Figure record extracts
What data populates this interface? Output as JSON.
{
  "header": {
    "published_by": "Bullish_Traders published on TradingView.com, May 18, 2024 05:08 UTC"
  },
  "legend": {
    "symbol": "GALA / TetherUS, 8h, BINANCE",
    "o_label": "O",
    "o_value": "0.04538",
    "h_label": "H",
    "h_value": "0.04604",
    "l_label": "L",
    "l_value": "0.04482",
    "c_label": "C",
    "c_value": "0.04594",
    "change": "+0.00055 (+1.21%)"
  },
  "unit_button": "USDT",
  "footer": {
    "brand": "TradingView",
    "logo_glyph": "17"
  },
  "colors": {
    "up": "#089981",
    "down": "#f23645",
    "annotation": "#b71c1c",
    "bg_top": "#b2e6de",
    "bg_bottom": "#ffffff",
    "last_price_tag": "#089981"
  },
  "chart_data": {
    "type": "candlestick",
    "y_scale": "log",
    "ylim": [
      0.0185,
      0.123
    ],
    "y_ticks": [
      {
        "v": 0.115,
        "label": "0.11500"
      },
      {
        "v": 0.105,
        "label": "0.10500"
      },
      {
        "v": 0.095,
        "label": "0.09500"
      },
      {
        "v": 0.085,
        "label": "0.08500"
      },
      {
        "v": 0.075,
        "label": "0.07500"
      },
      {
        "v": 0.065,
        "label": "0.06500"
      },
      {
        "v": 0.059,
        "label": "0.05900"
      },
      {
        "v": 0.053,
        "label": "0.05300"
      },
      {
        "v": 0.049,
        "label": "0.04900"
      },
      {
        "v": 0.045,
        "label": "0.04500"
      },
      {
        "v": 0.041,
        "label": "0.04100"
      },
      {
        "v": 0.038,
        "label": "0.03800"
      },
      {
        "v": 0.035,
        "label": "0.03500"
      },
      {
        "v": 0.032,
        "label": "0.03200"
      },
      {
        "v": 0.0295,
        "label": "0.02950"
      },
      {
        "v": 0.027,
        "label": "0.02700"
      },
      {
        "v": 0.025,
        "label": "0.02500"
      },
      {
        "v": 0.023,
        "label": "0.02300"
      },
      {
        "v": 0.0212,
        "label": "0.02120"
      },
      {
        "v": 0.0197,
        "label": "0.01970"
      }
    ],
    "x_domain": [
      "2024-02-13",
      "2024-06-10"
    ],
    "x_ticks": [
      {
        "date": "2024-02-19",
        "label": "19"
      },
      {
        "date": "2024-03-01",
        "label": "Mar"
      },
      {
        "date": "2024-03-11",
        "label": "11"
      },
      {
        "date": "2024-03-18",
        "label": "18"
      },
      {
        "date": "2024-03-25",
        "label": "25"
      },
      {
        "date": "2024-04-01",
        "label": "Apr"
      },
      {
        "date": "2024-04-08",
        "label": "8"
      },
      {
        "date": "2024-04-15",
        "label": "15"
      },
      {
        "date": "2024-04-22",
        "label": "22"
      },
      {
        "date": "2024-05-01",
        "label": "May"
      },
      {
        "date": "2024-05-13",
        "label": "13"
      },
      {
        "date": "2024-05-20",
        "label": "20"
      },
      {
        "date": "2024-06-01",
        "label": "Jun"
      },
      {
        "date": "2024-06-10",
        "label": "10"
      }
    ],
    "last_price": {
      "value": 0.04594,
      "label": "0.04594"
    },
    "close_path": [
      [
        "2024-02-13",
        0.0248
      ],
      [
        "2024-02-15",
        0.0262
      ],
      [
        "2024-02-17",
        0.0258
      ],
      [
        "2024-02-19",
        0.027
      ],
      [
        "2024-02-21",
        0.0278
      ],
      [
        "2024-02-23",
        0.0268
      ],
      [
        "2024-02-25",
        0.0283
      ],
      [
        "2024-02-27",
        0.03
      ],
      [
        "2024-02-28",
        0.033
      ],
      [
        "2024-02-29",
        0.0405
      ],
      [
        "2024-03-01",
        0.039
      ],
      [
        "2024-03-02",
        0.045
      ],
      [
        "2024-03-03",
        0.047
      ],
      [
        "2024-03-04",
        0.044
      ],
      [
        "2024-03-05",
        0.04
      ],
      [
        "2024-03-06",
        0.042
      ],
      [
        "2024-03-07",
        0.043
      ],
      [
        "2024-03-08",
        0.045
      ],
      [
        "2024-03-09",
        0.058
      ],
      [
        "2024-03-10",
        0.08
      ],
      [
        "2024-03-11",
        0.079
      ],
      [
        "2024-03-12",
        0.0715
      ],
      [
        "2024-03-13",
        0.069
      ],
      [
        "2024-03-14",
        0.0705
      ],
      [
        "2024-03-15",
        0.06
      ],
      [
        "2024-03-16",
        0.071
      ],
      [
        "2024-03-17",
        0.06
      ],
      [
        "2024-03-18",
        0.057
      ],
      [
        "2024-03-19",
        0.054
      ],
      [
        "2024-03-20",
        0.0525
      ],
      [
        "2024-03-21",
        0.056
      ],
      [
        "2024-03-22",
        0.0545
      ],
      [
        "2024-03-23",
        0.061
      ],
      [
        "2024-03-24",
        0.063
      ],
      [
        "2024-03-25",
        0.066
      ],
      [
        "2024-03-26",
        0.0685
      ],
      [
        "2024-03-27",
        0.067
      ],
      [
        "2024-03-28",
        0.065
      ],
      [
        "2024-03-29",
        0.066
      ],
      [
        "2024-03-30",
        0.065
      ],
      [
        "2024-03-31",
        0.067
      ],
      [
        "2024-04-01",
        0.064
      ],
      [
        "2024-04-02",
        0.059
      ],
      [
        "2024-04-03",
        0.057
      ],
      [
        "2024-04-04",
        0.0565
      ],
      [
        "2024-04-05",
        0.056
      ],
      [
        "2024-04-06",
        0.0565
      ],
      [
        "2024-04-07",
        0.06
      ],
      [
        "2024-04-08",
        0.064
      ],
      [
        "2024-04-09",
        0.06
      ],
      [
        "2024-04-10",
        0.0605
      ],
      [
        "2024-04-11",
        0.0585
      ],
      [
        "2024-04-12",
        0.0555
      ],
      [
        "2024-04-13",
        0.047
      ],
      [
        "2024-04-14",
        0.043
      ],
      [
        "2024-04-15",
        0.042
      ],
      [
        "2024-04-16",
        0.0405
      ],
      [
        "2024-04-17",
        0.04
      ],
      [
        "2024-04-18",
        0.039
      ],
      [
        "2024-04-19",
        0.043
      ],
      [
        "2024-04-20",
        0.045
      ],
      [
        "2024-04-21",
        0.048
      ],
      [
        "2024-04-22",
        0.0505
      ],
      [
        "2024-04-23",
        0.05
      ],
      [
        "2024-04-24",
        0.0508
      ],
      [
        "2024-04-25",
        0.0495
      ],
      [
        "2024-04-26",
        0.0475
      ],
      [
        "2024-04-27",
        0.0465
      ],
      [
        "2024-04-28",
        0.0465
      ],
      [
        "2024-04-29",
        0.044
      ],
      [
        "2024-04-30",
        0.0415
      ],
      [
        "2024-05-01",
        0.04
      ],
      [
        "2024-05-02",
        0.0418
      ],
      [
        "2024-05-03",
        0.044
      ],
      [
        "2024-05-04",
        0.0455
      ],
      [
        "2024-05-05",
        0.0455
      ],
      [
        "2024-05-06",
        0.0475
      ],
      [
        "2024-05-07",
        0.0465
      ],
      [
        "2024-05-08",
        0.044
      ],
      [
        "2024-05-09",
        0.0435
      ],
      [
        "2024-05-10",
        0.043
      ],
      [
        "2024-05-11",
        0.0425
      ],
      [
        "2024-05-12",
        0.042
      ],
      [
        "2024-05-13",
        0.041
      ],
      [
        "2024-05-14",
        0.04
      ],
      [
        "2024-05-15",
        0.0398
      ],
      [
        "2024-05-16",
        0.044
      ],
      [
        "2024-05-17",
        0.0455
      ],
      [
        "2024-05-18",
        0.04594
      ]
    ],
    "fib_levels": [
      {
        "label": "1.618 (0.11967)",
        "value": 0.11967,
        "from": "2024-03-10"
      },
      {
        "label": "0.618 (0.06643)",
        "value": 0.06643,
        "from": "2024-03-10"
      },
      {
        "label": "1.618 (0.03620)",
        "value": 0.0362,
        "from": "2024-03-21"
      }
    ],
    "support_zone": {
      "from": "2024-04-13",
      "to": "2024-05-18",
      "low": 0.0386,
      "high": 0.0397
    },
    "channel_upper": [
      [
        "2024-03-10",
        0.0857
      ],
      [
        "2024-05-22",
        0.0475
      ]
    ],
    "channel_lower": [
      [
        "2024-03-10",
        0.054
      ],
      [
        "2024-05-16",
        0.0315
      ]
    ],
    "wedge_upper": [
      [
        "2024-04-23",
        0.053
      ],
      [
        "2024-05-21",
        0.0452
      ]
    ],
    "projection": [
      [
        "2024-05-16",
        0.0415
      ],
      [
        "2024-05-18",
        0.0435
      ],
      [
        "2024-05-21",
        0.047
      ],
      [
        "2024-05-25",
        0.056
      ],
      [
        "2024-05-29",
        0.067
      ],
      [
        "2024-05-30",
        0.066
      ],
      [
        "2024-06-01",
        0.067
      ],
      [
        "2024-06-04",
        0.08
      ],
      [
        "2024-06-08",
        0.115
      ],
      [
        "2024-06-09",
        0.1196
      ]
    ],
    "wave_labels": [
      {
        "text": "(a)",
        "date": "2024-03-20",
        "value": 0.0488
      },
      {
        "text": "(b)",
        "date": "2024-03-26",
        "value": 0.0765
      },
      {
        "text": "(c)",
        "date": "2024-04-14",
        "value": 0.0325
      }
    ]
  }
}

---

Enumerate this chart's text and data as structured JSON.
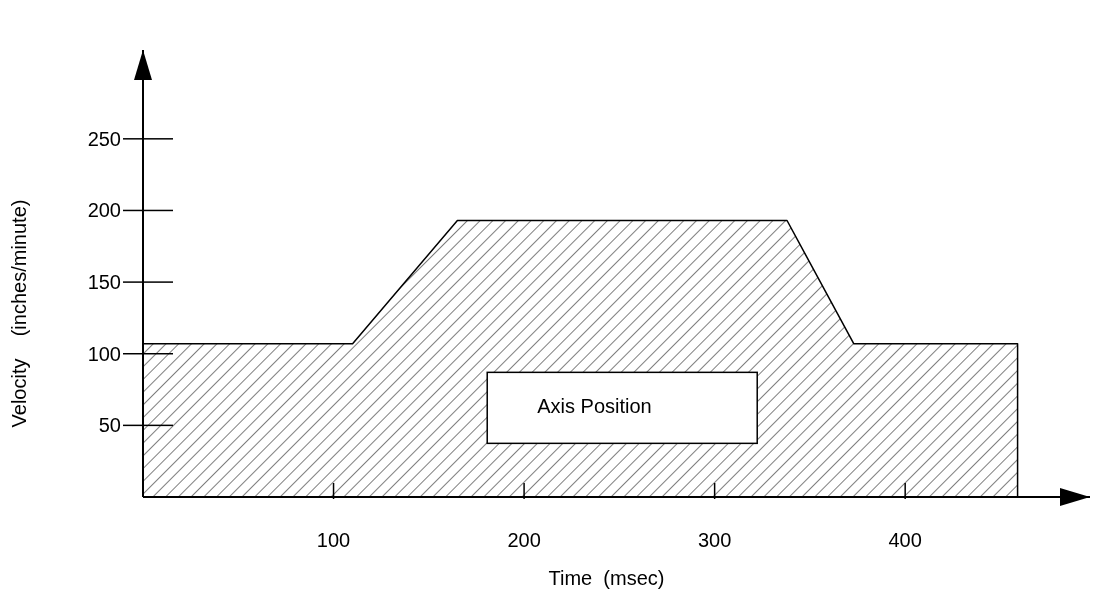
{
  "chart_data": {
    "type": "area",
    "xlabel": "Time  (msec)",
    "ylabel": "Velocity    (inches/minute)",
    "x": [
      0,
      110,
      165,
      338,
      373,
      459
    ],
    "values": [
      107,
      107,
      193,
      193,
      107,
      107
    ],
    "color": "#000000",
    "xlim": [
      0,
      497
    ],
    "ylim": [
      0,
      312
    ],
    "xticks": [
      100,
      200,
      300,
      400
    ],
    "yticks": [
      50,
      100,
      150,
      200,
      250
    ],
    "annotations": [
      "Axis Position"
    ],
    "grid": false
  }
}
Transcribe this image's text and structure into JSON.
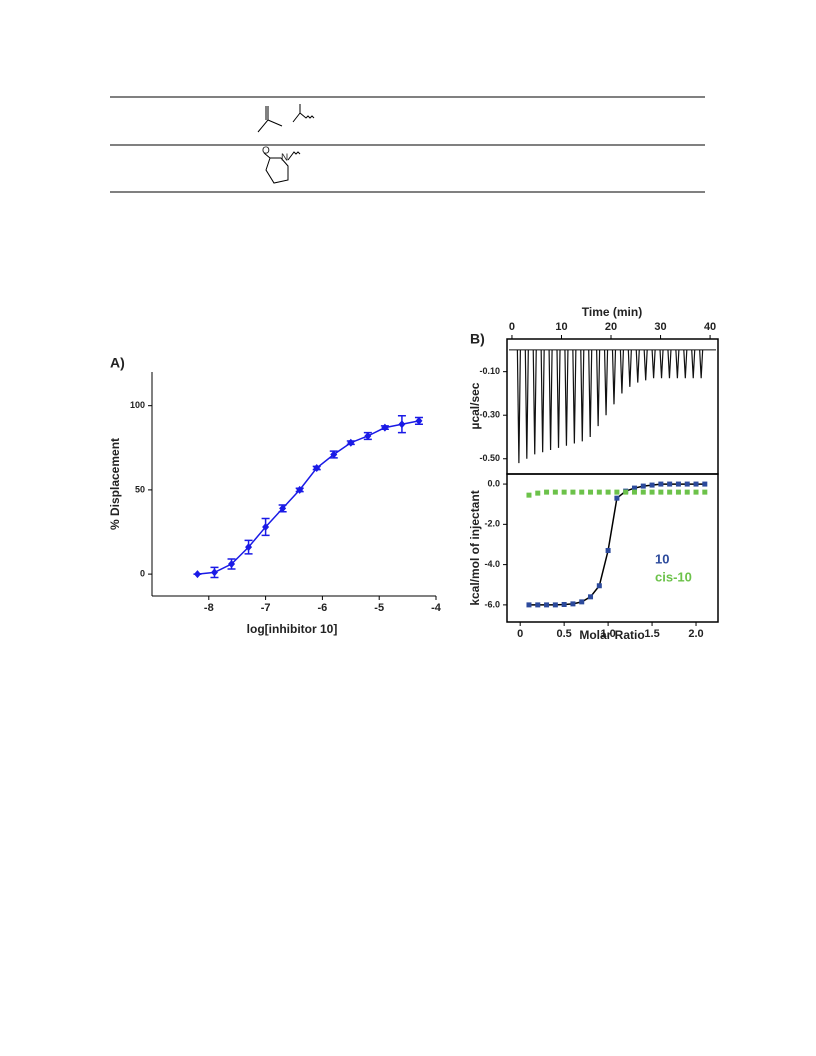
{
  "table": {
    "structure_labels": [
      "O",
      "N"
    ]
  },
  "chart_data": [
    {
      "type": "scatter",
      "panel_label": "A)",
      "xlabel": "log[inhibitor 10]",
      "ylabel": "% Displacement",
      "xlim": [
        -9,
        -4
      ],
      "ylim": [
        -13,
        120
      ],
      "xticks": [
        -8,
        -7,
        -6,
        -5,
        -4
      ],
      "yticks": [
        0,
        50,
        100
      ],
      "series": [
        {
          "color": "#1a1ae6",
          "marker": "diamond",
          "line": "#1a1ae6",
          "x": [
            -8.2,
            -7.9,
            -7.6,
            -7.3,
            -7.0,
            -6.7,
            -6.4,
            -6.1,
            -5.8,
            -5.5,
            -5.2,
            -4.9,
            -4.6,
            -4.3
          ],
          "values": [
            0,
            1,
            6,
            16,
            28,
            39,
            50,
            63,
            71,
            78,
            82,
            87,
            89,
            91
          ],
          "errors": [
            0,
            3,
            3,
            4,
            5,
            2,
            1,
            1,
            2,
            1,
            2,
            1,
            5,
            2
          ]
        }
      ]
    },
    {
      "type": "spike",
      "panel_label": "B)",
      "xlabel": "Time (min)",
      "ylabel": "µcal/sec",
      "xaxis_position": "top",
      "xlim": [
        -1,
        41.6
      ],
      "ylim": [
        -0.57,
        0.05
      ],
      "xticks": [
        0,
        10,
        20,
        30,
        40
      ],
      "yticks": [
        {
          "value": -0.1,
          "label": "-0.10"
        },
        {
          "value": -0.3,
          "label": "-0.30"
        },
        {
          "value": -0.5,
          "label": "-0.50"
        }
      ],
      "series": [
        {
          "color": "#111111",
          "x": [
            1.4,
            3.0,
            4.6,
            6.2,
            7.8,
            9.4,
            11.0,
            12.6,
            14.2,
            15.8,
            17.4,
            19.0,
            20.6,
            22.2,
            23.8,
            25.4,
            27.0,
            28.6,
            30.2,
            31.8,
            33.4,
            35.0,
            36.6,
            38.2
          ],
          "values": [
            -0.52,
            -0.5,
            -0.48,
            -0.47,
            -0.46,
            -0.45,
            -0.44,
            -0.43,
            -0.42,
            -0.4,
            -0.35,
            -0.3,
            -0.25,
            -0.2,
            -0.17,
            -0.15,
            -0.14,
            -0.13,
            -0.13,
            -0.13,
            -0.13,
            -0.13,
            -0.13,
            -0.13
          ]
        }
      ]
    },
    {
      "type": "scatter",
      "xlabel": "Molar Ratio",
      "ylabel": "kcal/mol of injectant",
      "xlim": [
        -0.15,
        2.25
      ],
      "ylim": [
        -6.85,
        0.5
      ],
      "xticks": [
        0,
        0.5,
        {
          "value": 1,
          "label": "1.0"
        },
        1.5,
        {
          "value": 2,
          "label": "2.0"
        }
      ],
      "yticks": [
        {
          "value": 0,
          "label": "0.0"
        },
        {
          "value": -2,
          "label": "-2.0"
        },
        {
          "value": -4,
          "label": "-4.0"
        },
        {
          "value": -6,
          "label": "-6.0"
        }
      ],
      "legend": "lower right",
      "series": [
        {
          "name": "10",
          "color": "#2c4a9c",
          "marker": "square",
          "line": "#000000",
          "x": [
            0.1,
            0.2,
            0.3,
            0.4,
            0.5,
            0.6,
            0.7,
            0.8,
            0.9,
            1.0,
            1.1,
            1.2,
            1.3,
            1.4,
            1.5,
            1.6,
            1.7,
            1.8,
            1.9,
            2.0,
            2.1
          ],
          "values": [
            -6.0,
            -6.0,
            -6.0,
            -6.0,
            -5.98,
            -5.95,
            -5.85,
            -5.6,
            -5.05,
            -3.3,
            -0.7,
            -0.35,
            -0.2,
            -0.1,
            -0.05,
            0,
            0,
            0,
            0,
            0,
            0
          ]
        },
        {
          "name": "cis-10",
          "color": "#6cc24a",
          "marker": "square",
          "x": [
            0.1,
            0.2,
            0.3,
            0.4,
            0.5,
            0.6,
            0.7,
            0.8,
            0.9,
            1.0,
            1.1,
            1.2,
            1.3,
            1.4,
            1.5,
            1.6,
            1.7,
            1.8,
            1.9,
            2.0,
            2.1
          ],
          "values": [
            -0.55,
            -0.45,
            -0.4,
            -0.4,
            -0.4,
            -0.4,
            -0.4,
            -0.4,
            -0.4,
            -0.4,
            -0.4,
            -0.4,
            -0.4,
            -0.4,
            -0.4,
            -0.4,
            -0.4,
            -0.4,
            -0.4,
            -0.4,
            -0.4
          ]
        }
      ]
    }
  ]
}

#### Goal:
Copy all lines from the material that hold "ylabel".

#### Answer in full:
    "ylabel": "Velocity    (inches/minute)",
      "ylabel": "% Displacement",
      "ylabel": "µcal/sec",
      "ylabel": "kcal/mol of injectant",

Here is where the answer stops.